Written instruction -
Copy out the records below, putting "Polygon outline" wherever "Polygon shape" appears and keeping everything else the same.
Begin Given information
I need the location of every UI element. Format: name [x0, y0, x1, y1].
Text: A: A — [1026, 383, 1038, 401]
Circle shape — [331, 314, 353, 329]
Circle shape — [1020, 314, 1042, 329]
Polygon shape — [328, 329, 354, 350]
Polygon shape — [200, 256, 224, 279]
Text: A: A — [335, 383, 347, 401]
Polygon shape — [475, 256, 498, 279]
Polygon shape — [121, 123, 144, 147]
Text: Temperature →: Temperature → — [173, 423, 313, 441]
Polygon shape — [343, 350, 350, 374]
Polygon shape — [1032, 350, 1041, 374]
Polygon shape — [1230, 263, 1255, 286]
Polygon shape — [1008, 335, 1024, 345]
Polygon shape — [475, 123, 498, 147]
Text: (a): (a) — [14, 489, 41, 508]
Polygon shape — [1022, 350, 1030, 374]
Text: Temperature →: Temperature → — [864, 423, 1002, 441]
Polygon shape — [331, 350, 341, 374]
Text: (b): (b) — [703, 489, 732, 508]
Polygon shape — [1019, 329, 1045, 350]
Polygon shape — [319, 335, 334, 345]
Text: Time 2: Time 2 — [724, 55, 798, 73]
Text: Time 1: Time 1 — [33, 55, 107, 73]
End Given information
Correct output -
I need the location of every UI element. Format: name [x0, y0, x1, y1].
Text: A: A — [1026, 383, 1038, 401]
Circle shape — [331, 314, 353, 329]
Circle shape — [1020, 314, 1042, 329]
Polygon outline — [328, 329, 354, 350]
Polygon outline — [200, 256, 224, 279]
Text: A: A — [335, 383, 347, 401]
Polygon outline — [475, 256, 498, 279]
Polygon outline — [121, 123, 144, 147]
Text: Temperature →: Temperature → — [173, 423, 313, 441]
Polygon outline — [343, 350, 350, 374]
Polygon outline — [1032, 350, 1041, 374]
Polygon outline — [1230, 263, 1255, 286]
Polygon outline — [1008, 335, 1024, 345]
Polygon outline — [475, 123, 498, 147]
Text: (a): (a) — [14, 489, 41, 508]
Polygon outline — [1022, 350, 1030, 374]
Text: Temperature →: Temperature → — [864, 423, 1002, 441]
Polygon outline — [331, 350, 341, 374]
Text: (b): (b) — [703, 489, 732, 508]
Polygon outline — [1019, 329, 1045, 350]
Polygon outline — [319, 335, 334, 345]
Text: Time 2: Time 2 — [724, 55, 798, 73]
Text: Time 1: Time 1 — [33, 55, 107, 73]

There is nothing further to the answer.